**What you have to do:** Copy every line of the listing that holds the string "τρίτης".
--- begin ---
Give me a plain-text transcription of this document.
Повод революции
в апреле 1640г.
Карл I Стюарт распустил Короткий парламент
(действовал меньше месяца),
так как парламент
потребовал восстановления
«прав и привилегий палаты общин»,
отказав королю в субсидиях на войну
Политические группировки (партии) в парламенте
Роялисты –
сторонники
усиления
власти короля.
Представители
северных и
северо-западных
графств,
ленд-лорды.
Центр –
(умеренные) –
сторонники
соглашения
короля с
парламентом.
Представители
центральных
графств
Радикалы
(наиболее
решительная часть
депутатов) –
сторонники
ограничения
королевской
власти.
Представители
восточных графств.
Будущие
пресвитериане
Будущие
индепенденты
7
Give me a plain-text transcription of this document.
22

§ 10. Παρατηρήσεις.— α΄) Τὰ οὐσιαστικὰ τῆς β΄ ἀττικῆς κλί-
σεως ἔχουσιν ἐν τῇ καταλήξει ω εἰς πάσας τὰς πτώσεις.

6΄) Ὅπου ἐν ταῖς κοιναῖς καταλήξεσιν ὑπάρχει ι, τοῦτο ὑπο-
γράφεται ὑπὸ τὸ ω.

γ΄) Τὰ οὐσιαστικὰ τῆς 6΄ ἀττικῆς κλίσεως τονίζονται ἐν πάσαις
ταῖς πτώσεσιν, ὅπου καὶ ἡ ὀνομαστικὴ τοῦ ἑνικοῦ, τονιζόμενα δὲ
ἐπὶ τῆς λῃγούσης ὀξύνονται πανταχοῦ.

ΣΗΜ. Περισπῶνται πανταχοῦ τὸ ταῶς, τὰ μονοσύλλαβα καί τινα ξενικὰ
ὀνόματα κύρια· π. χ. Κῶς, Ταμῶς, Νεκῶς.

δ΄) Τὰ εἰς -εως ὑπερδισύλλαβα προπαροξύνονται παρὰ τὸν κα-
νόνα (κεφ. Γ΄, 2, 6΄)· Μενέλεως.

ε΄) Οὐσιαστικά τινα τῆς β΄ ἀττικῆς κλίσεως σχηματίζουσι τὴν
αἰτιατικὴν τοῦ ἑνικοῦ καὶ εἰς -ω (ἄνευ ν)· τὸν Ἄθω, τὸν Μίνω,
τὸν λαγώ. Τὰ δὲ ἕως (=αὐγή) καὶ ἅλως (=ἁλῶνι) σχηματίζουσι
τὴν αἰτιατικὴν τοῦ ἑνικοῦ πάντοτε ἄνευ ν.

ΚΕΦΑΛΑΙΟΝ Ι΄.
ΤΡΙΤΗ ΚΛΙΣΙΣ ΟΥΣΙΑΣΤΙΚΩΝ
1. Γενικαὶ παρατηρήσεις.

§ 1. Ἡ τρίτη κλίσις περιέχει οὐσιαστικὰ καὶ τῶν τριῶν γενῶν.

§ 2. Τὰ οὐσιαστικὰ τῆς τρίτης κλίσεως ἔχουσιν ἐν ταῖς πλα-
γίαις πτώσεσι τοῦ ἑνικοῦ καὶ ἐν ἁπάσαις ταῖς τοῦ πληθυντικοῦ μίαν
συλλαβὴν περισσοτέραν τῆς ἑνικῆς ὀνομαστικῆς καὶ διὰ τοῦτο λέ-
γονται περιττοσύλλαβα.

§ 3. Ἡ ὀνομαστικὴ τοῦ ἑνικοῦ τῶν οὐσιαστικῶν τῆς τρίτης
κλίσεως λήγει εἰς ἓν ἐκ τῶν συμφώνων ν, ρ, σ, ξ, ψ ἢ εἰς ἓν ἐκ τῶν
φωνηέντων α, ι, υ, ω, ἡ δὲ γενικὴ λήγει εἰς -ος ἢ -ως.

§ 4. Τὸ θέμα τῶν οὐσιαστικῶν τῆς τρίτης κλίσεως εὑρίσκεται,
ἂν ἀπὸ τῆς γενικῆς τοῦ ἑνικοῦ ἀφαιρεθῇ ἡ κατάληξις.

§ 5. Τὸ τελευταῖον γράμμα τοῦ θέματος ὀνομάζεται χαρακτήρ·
--- end ---
**Exercise answer:**
§ 2. Τὰ οὐσιαστικὰ τῆς τρίτης κλίσεως ἔχουσιν ἐν ταῖς πλα-
§ 3. Ἡ ὀνομαστικὴ τοῦ ἑνικοῦ τῶν οὐσιαστικῶν τῆς τρίτης
§ 4. Τὸ θέμα τῶν οὐσιαστικῶν τῆς τρίτης κλίσεως εὑρίσκεται,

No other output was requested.